▼

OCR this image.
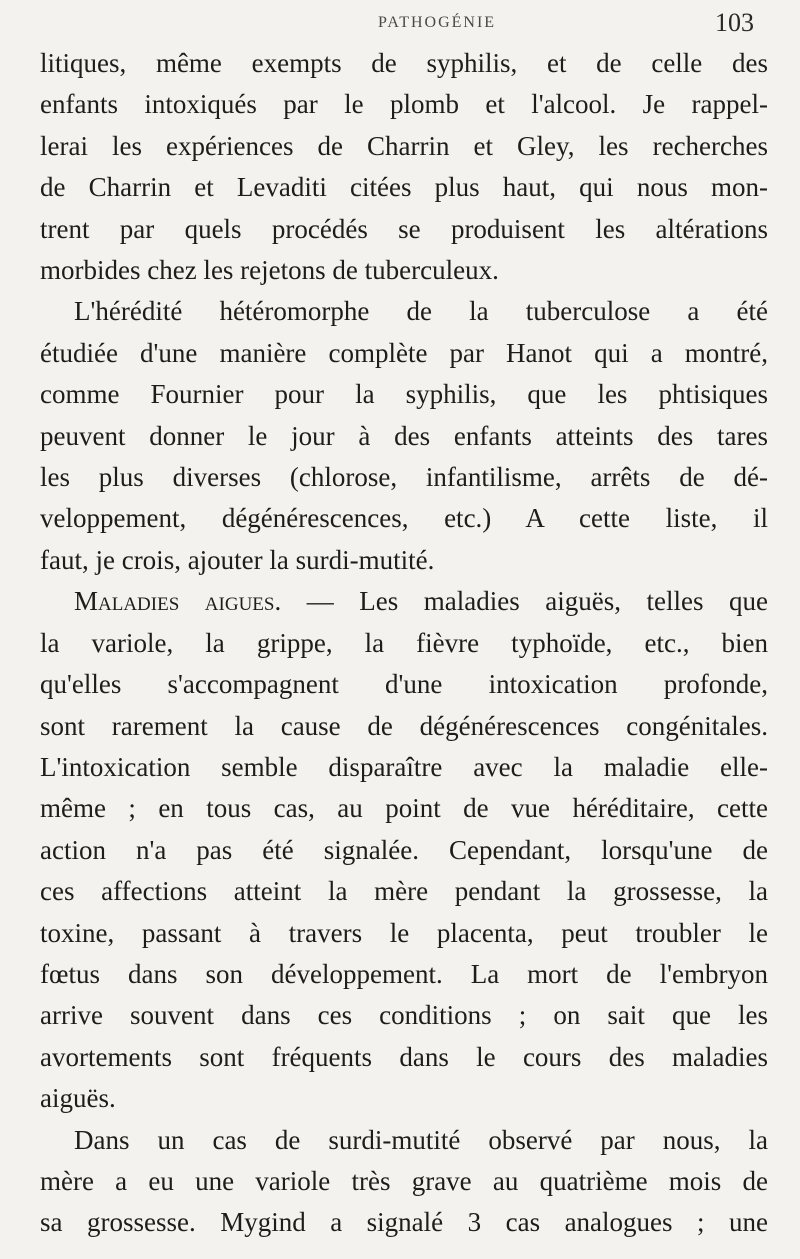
PATHOGÉNIE	103
litiques, même exempts de syphilis, et de celle des
enfants intoxiqués par le plomb et l'alcool. Je rappel-
lerai les expériences de Charrin et Gley, les recherches
de Charrin et Levaditi citées plus haut, qui nous mon-
trent par quels procédés se produisent les altérations
morbides chez les rejetons de tuberculeux.
L'hérédité hétéromorphe de la tuberculose a été
étudiée d'une manière complète par Hanot qui a montré,
comme Fournier pour la syphilis, que les phtisiques
peuvent donner le jour à des enfants atteints des tares
les plus diverses (chlorose, infantilisme, arrêts de dé-
veloppement, dégénérescences, etc.) A cette liste, il
faut, je crois, ajouter la surdi-mutité.
Maladies aigues. — Les maladies aiguës, telles que
la variole, la grippe, la fièvre typhoïde, etc., bien
qu'elles s'accompagnent d'une intoxication profonde,
sont rarement la cause de dégénérescences congénitales.
L'intoxication semble disparaître avec la maladie elle-
même ; en tous cas, au point de vue héréditaire, cette
action n'a pas été signalée. Cependant, lorsqu'une de
ces affections atteint la mère pendant la grossesse, la
toxine, passant à travers le placenta, peut troubler le
fœtus dans son développement. La mort de l'embryon
arrive souvent dans ces conditions ; on sait que les
avortements sont fréquents dans le cours des maladies
aiguës.
Dans un cas de surdi-mutité observé par nous, la
mère a eu une variole très grave au quatrième mois de
sa grossesse. Mygind a signalé 3 cas analogues ; une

▲

Read through the entries and copy each line in which "plus" appears.

de Charrin et Levaditi citées plus haut, qui nous mon-
les plus diverses (chlorose, infantilisme, arrêts de dé-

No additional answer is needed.